**Given exercise:** Copy each line of the data below with the word "бесструктурные".

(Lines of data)
## begin
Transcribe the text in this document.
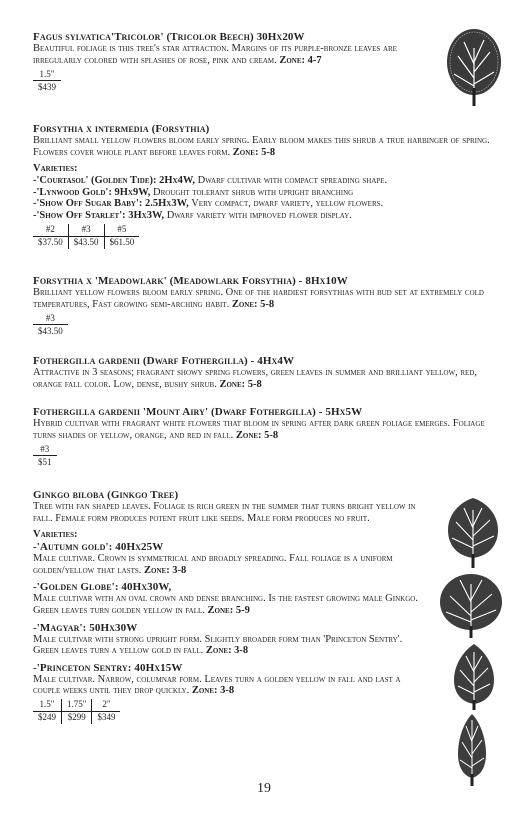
Fagus sylvatica'Tricolor' (Tricolor Beech) 30Hx20W

Beautiful foliage is this tree's star attraction. Margins of its purple-bronze leaves are irregularly colored with splashes of rose, pink and cream. Zone: 4-7

1.5"
$439
Forsythia x intermedia (Forsythia)

Brilliant small yellow flowers bloom early spring. Early bloom makes this shrub a true harbinger of spring. Flowers cover whole plant before leaves form. Zone: 5-8

Varieties:
-'Courtasol' (Golden Tide): 2Hx4W, Dwarf cultivar with compact spreading shape.
-'Lynwood Gold': 9Hx9W, Drought tolerant shrub with upright branching
-'Show Off Sugar Baby': 2.5Hx3W, Very compact, dwarf variety, yellow flowers.
-'Show Off Starlet': 3Hx3W, Dwarf variety with improved flower display.
#2	#3	#5
$37.50	$43.50	$61.50
Forsythia x 'Meadowlark' (Meadowlark Forsythia) - 8Hx10W

Brilliant yellow flowers bloom early spring. One of the hardiest forsythias with bud set at extremely cold temperatures, Fast growing semi-arching habit. Zone: 5-8

#3
$43.50
Fothergilla gardenii (Dwarf Fothergilla) - 4Hx4W

Attractive in 3 seasons; fragrant showy spring flowers, green leaves in summer and brilliant yellow, red, orange fall color. Low, dense, bushy shrub. Zone: 5-8

Fothergilla gardenii 'Mount Airy' (Dwarf Fothergilla) - 5Hx5W

Hybrid cultivar with fragrant white flowers that bloom in spring after dark green foliage emerges. Foliage turns shades of yellow, orange, and red in fall. Zone: 5-8

#3
$51
Ginkgo biloba (Ginkgo Tree)

Tree with fan shaped leaves. Foliage is rich green in the summer that turns bright yellow in fall. Female form produces potent fruit like seeds. Male form produces no fruit.

Varieties:
-'Autumn gold': 40Hx25W

Male cultivar. Crown is symmetrical and broadly spreading. Fall foliage is a uniform golden/yellow that lasts. Zone: 3-8

-'Golden Globe': 40Hx30W,

Male cultivar with an oval crown and dense branching. Is the fastest growing male Ginkgo. Green leaves turn golden yellow in fall. Zone: 5-9

-'Magyar': 50Hx30W

Male cultivar with strong upright form. Slightly broader form than 'Princeton Sentry'. Green leaves turn a yellow gold in fall. Zone: 3-8

-'Princeton Sentry: 40Hx15W

Male cultivar. Narrow, columnar form. Leaves turn a golden yellow in fall and last a couple weeks until they drop quickly. Zone: 3-8

1.5"	1.75"	2"
$249	$299	$349
19
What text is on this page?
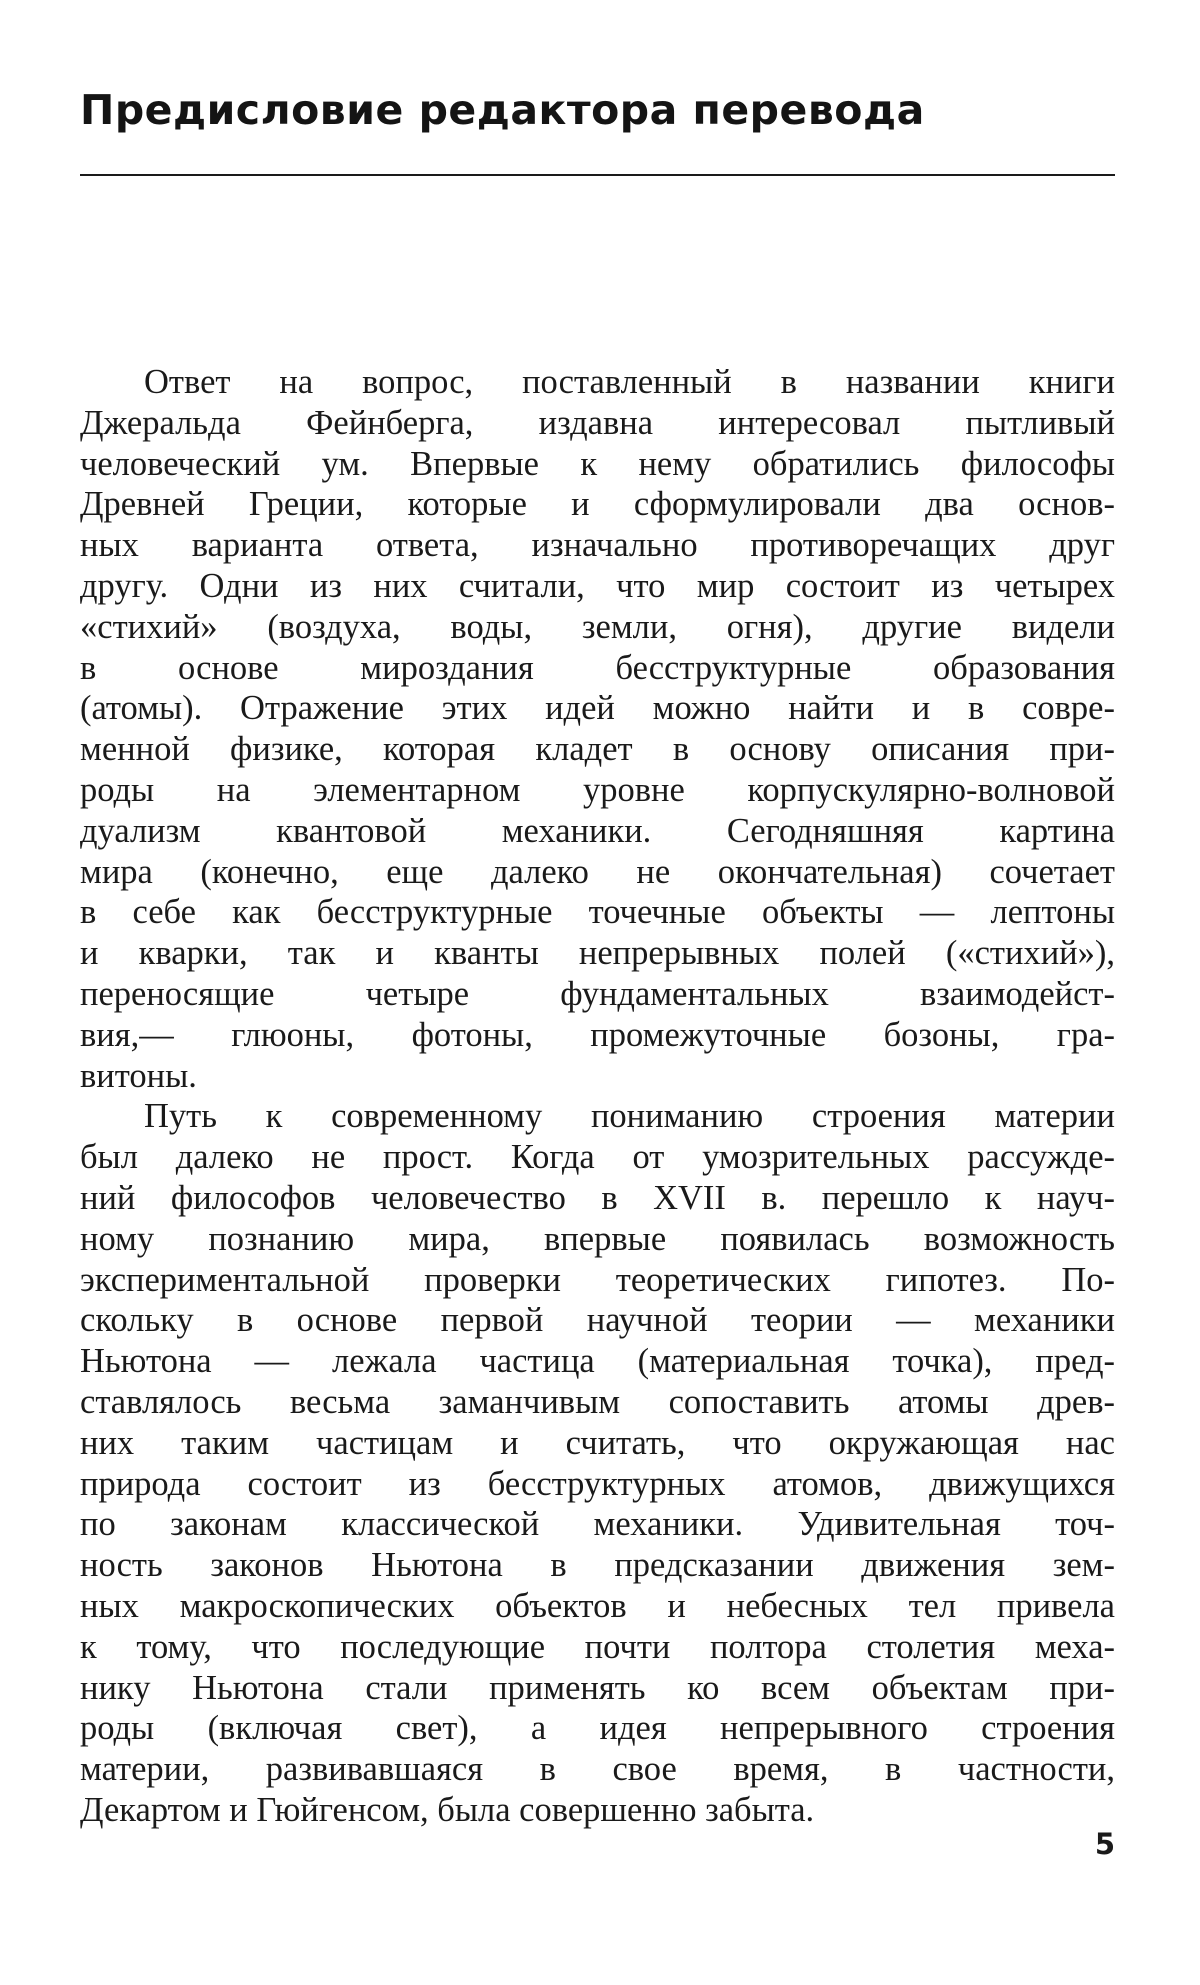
Предисловие редактора перевода
Ответ на вопрос, поставленный в названии книги
Джеральда Фейнберга, издавна интересовал пытливый
человеческий ум. Впервые к нему обратились философы
Древней Греции, которые и сформулировали два основ-
ных варианта ответа, изначально противоречащих друг
другу. Одни из них считали, что мир состоит из четырех
«стихий» (воздуха, воды, земли, огня), другие видели
в основе мироздания бесструктурные образования
(атомы). Отражение этих идей можно найти и в совре-
менной физике, которая кладет в основу описания при-
роды на элементарном уровне корпускулярно-волновой
дуализм квантовой механики. Сегодняшняя картина
мира (конечно, еще далеко не окончательная) сочетает
в себе как бесструктурные точечные объекты — лептоны
и кварки, так и кванты непрерывных полей («стихий»),
переносящие четыре фундаментальных взаимодейст-
вия,— глюоны, фотоны, промежуточные бозоны, гра-
витоны.
Путь к современному пониманию строения материи
был далеко не прост. Когда от умозрительных рассужде-
ний философов человечество в XVII в. перешло к науч-
ному познанию мира, впервые появилась возможность
экспериментальной проверки теоретических гипотез. По-
скольку в основе первой научной теории — механики
Ньютона — лежала частица (материальная точка), пред-
ставлялось весьма заманчивым сопоставить атомы древ-
них таким частицам и считать, что окружающая нас
природа состоит из бесструктурных атомов, движущихся
по законам классической механики. Удивительная точ-
ность законов Ньютона в предсказании движения зем-
ных макроскопических объектов и небесных тел привела
к тому, что последующие почти полтора столетия меха-
нику Ньютона стали применять ко всем объектам при-
роды (включая свет), а идея непрерывного строения
материи, развивавшаяся в свое время, в частности,
Декартом и Гюйгенсом, была совершенно забыта.
5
## end
**Task answer:**
в основе мироздания бесструктурные образования
в себе как бесструктурные точечные объекты — лептоны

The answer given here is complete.